Given request:
Every record must appear in your copy exactly as written, with no pictures.

Input material:
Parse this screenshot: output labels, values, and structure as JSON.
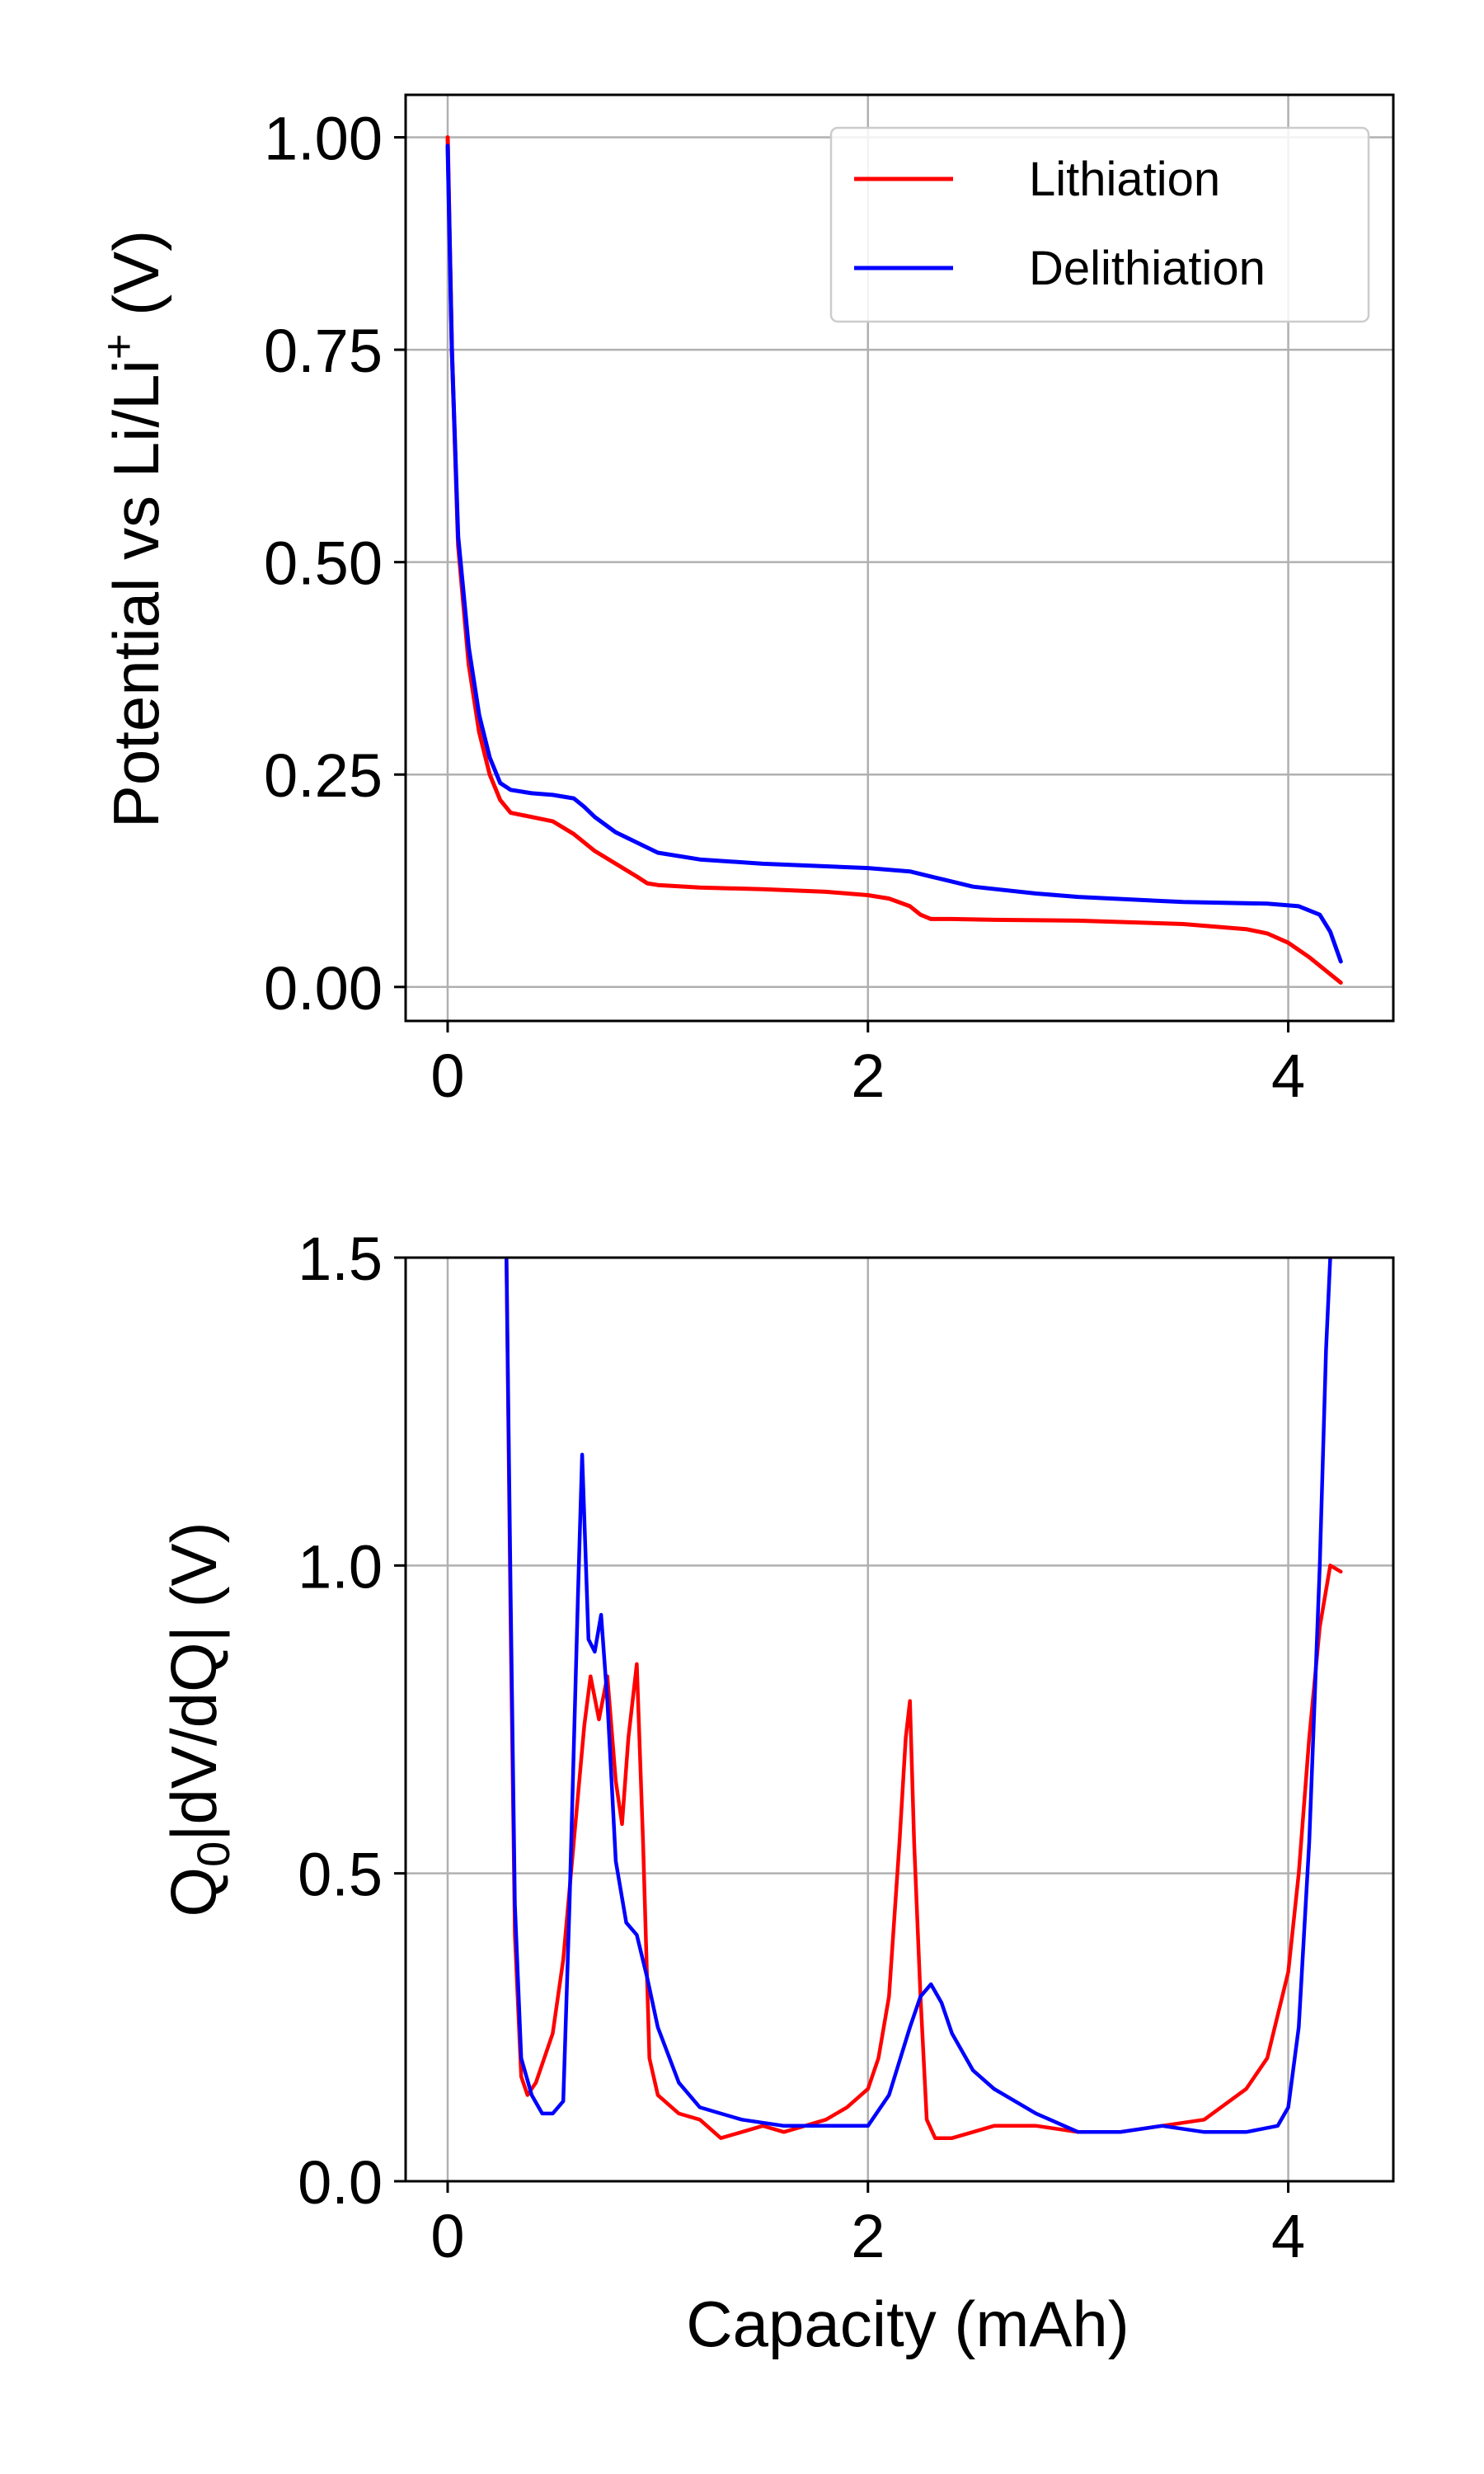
{
  "chart_data": [
    {
      "type": "line",
      "ylabel": "Potential vs Li/Li",
      "ylabel_sup": "+",
      "ylabel_unit": " (V)",
      "xlabel": "",
      "xlim": [
        -0.2,
        4.5
      ],
      "ylim": [
        -0.04,
        1.05
      ],
      "xticks": [
        0,
        2,
        4
      ],
      "xtick_labels": [
        "0",
        "2",
        "4"
      ],
      "yticks": [
        0,
        0.25,
        0.5,
        0.75,
        1.0
      ],
      "ytick_labels": [
        "0.00",
        "0.25",
        "0.50",
        "0.75",
        "1.00"
      ],
      "grid": true,
      "legend": {
        "placement": "top-right",
        "entries": [
          "Lithiation",
          "Delithiation"
        ]
      },
      "series": [
        {
          "name": "Lithiation",
          "color": "#ff0000",
          "x": [
            0,
            0.02,
            0.05,
            0.1,
            0.15,
            0.2,
            0.25,
            0.3,
            0.4,
            0.5,
            0.6,
            0.7,
            0.8,
            0.9,
            0.95,
            1.0,
            1.2,
            1.5,
            1.8,
            2.0,
            2.1,
            2.2,
            2.25,
            2.3,
            2.4,
            2.6,
            3.0,
            3.5,
            3.8,
            3.9,
            4.0,
            4.1,
            4.2,
            4.25
          ],
          "y": [
            1.0,
            0.75,
            0.52,
            0.38,
            0.3,
            0.25,
            0.22,
            0.205,
            0.2,
            0.195,
            0.18,
            0.16,
            0.145,
            0.13,
            0.122,
            0.12,
            0.117,
            0.115,
            0.112,
            0.108,
            0.104,
            0.095,
            0.085,
            0.08,
            0.08,
            0.079,
            0.078,
            0.074,
            0.068,
            0.063,
            0.052,
            0.035,
            0.015,
            0.005
          ]
        },
        {
          "name": "Delithiation",
          "color": "#0000ff",
          "x": [
            0,
            0.02,
            0.05,
            0.1,
            0.15,
            0.2,
            0.25,
            0.3,
            0.4,
            0.5,
            0.6,
            0.65,
            0.7,
            0.8,
            0.9,
            1.0,
            1.2,
            1.5,
            1.8,
            2.0,
            2.2,
            2.3,
            2.5,
            2.8,
            3.0,
            3.5,
            3.9,
            4.05,
            4.15,
            4.2,
            4.25
          ],
          "y": [
            0.99,
            0.75,
            0.53,
            0.4,
            0.32,
            0.27,
            0.24,
            0.232,
            0.228,
            0.226,
            0.222,
            0.212,
            0.2,
            0.182,
            0.17,
            0.158,
            0.15,
            0.145,
            0.142,
            0.14,
            0.136,
            0.13,
            0.118,
            0.11,
            0.106,
            0.1,
            0.098,
            0.095,
            0.085,
            0.065,
            0.03
          ]
        }
      ]
    },
    {
      "type": "line",
      "ylabel": "Q",
      "ylabel_sub": "0",
      "ylabel_rest": "|dV/dQ| (V)",
      "xlabel": "Capacity (mAh)",
      "xlim": [
        -0.2,
        4.5
      ],
      "ylim": [
        0,
        1.5
      ],
      "xticks": [
        0,
        2,
        4
      ],
      "xtick_labels": [
        "0",
        "2",
        "4"
      ],
      "yticks": [
        0,
        0.5,
        1.0,
        1.5
      ],
      "ytick_labels": [
        "0.0",
        "0.5",
        "1.0",
        "1.5"
      ],
      "grid": true,
      "series": [
        {
          "name": "Lithiation",
          "color": "#ff0000",
          "x": [
            0.28,
            0.3,
            0.32,
            0.35,
            0.38,
            0.42,
            0.5,
            0.55,
            0.6,
            0.65,
            0.68,
            0.72,
            0.76,
            0.8,
            0.83,
            0.86,
            0.9,
            0.93,
            0.96,
            1.0,
            1.1,
            1.2,
            1.3,
            1.4,
            1.5,
            1.6,
            1.7,
            1.8,
            1.9,
            2.0,
            2.05,
            2.1,
            2.15,
            2.18,
            2.2,
            2.22,
            2.25,
            2.28,
            2.32,
            2.4,
            2.5,
            2.6,
            2.8,
            3.0,
            3.2,
            3.4,
            3.6,
            3.8,
            3.9,
            4.0,
            4.05,
            4.1,
            4.15,
            4.2,
            4.25
          ],
          "y": [
            1.5,
            0.9,
            0.4,
            0.17,
            0.14,
            0.16,
            0.24,
            0.36,
            0.55,
            0.74,
            0.82,
            0.75,
            0.82,
            0.65,
            0.58,
            0.72,
            0.84,
            0.55,
            0.2,
            0.14,
            0.11,
            0.1,
            0.07,
            0.08,
            0.09,
            0.08,
            0.09,
            0.1,
            0.12,
            0.15,
            0.2,
            0.3,
            0.55,
            0.72,
            0.78,
            0.55,
            0.3,
            0.1,
            0.07,
            0.07,
            0.08,
            0.09,
            0.09,
            0.08,
            0.08,
            0.09,
            0.1,
            0.15,
            0.2,
            0.34,
            0.5,
            0.72,
            0.9,
            1.0,
            0.99
          ]
        },
        {
          "name": "Delithiation",
          "color": "#0000ff",
          "x": [
            0.28,
            0.3,
            0.32,
            0.35,
            0.4,
            0.45,
            0.5,
            0.55,
            0.58,
            0.62,
            0.64,
            0.67,
            0.7,
            0.73,
            0.76,
            0.8,
            0.85,
            0.9,
            0.95,
            1.0,
            1.1,
            1.2,
            1.3,
            1.4,
            1.6,
            1.8,
            2.0,
            2.1,
            2.2,
            2.25,
            2.3,
            2.35,
            2.4,
            2.5,
            2.6,
            2.8,
            3.0,
            3.2,
            3.4,
            3.6,
            3.8,
            3.95,
            4.0,
            4.05,
            4.1,
            4.15,
            4.18,
            4.2
          ],
          "y": [
            1.5,
            0.95,
            0.45,
            0.2,
            0.14,
            0.11,
            0.11,
            0.13,
            0.45,
            0.95,
            1.18,
            0.88,
            0.86,
            0.92,
            0.78,
            0.52,
            0.42,
            0.4,
            0.33,
            0.25,
            0.16,
            0.12,
            0.11,
            0.1,
            0.09,
            0.09,
            0.09,
            0.14,
            0.25,
            0.3,
            0.32,
            0.29,
            0.24,
            0.18,
            0.15,
            0.11,
            0.08,
            0.08,
            0.09,
            0.08,
            0.08,
            0.09,
            0.12,
            0.25,
            0.55,
            1.0,
            1.35,
            1.5
          ]
        }
      ]
    }
  ]
}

Exercise output:
Parse this screenshot: output labels, values, and structure as JSON.
{
  "chart_data": [
    {
      "type": "line",
      "ylabel": "Potential vs Li/Li",
      "ylabel_sup": "+",
      "ylabel_unit": " (V)",
      "xlabel": "",
      "xlim": [
        -0.2,
        4.5
      ],
      "ylim": [
        -0.04,
        1.05
      ],
      "xticks": [
        0,
        2,
        4
      ],
      "xtick_labels": [
        "0",
        "2",
        "4"
      ],
      "yticks": [
        0,
        0.25,
        0.5,
        0.75,
        1.0
      ],
      "ytick_labels": [
        "0.00",
        "0.25",
        "0.50",
        "0.75",
        "1.00"
      ],
      "grid": true,
      "legend": {
        "placement": "top-right",
        "entries": [
          "Lithiation",
          "Delithiation"
        ]
      },
      "series": [
        {
          "name": "Lithiation",
          "color": "#ff0000",
          "x": [
            0,
            0.02,
            0.05,
            0.1,
            0.15,
            0.2,
            0.25,
            0.3,
            0.4,
            0.5,
            0.6,
            0.7,
            0.8,
            0.9,
            0.95,
            1.0,
            1.2,
            1.5,
            1.8,
            2.0,
            2.1,
            2.2,
            2.25,
            2.3,
            2.4,
            2.6,
            3.0,
            3.5,
            3.8,
            3.9,
            4.0,
            4.1,
            4.2,
            4.25
          ],
          "y": [
            1.0,
            0.75,
            0.52,
            0.38,
            0.3,
            0.25,
            0.22,
            0.205,
            0.2,
            0.195,
            0.18,
            0.16,
            0.145,
            0.13,
            0.122,
            0.12,
            0.117,
            0.115,
            0.112,
            0.108,
            0.104,
            0.095,
            0.085,
            0.08,
            0.08,
            0.079,
            0.078,
            0.074,
            0.068,
            0.063,
            0.052,
            0.035,
            0.015,
            0.005
          ]
        },
        {
          "name": "Delithiation",
          "color": "#0000ff",
          "x": [
            0,
            0.02,
            0.05,
            0.1,
            0.15,
            0.2,
            0.25,
            0.3,
            0.4,
            0.5,
            0.6,
            0.65,
            0.7,
            0.8,
            0.9,
            1.0,
            1.2,
            1.5,
            1.8,
            2.0,
            2.2,
            2.3,
            2.5,
            2.8,
            3.0,
            3.5,
            3.9,
            4.05,
            4.15,
            4.2,
            4.25
          ],
          "y": [
            0.99,
            0.75,
            0.53,
            0.4,
            0.32,
            0.27,
            0.24,
            0.232,
            0.228,
            0.226,
            0.222,
            0.212,
            0.2,
            0.182,
            0.17,
            0.158,
            0.15,
            0.145,
            0.142,
            0.14,
            0.136,
            0.13,
            0.118,
            0.11,
            0.106,
            0.1,
            0.098,
            0.095,
            0.085,
            0.065,
            0.03
          ]
        }
      ]
    },
    {
      "type": "line",
      "ylabel": "Q",
      "ylabel_sub": "0",
      "ylabel_rest": "|dV/dQ| (V)",
      "xlabel": "Capacity (mAh)",
      "xlim": [
        -0.2,
        4.5
      ],
      "ylim": [
        0,
        1.5
      ],
      "xticks": [
        0,
        2,
        4
      ],
      "xtick_labels": [
        "0",
        "2",
        "4"
      ],
      "yticks": [
        0,
        0.5,
        1.0,
        1.5
      ],
      "ytick_labels": [
        "0.0",
        "0.5",
        "1.0",
        "1.5"
      ],
      "grid": true,
      "series": [
        {
          "name": "Lithiation",
          "color": "#ff0000",
          "x": [
            0.28,
            0.3,
            0.32,
            0.35,
            0.38,
            0.42,
            0.5,
            0.55,
            0.6,
            0.65,
            0.68,
            0.72,
            0.76,
            0.8,
            0.83,
            0.86,
            0.9,
            0.93,
            0.96,
            1.0,
            1.1,
            1.2,
            1.3,
            1.4,
            1.5,
            1.6,
            1.7,
            1.8,
            1.9,
            2.0,
            2.05,
            2.1,
            2.15,
            2.18,
            2.2,
            2.22,
            2.25,
            2.28,
            2.32,
            2.4,
            2.5,
            2.6,
            2.8,
            3.0,
            3.2,
            3.4,
            3.6,
            3.8,
            3.9,
            4.0,
            4.05,
            4.1,
            4.15,
            4.2,
            4.25
          ],
          "y": [
            1.5,
            0.9,
            0.4,
            0.17,
            0.14,
            0.16,
            0.24,
            0.36,
            0.55,
            0.74,
            0.82,
            0.75,
            0.82,
            0.65,
            0.58,
            0.72,
            0.84,
            0.55,
            0.2,
            0.14,
            0.11,
            0.1,
            0.07,
            0.08,
            0.09,
            0.08,
            0.09,
            0.1,
            0.12,
            0.15,
            0.2,
            0.3,
            0.55,
            0.72,
            0.78,
            0.55,
            0.3,
            0.1,
            0.07,
            0.07,
            0.08,
            0.09,
            0.09,
            0.08,
            0.08,
            0.09,
            0.1,
            0.15,
            0.2,
            0.34,
            0.5,
            0.72,
            0.9,
            1.0,
            0.99
          ]
        },
        {
          "name": "Delithiation",
          "color": "#0000ff",
          "x": [
            0.28,
            0.3,
            0.32,
            0.35,
            0.4,
            0.45,
            0.5,
            0.55,
            0.58,
            0.62,
            0.64,
            0.67,
            0.7,
            0.73,
            0.76,
            0.8,
            0.85,
            0.9,
            0.95,
            1.0,
            1.1,
            1.2,
            1.3,
            1.4,
            1.6,
            1.8,
            2.0,
            2.1,
            2.2,
            2.25,
            2.3,
            2.35,
            2.4,
            2.5,
            2.6,
            2.8,
            3.0,
            3.2,
            3.4,
            3.6,
            3.8,
            3.95,
            4.0,
            4.05,
            4.1,
            4.15,
            4.18,
            4.2
          ],
          "y": [
            1.5,
            0.95,
            0.45,
            0.2,
            0.14,
            0.11,
            0.11,
            0.13,
            0.45,
            0.95,
            1.18,
            0.88,
            0.86,
            0.92,
            0.78,
            0.52,
            0.42,
            0.4,
            0.33,
            0.25,
            0.16,
            0.12,
            0.11,
            0.1,
            0.09,
            0.09,
            0.09,
            0.14,
            0.25,
            0.3,
            0.32,
            0.29,
            0.24,
            0.18,
            0.15,
            0.11,
            0.08,
            0.08,
            0.09,
            0.08,
            0.08,
            0.09,
            0.12,
            0.25,
            0.55,
            1.0,
            1.35,
            1.5
          ]
        }
      ]
    }
  ]
}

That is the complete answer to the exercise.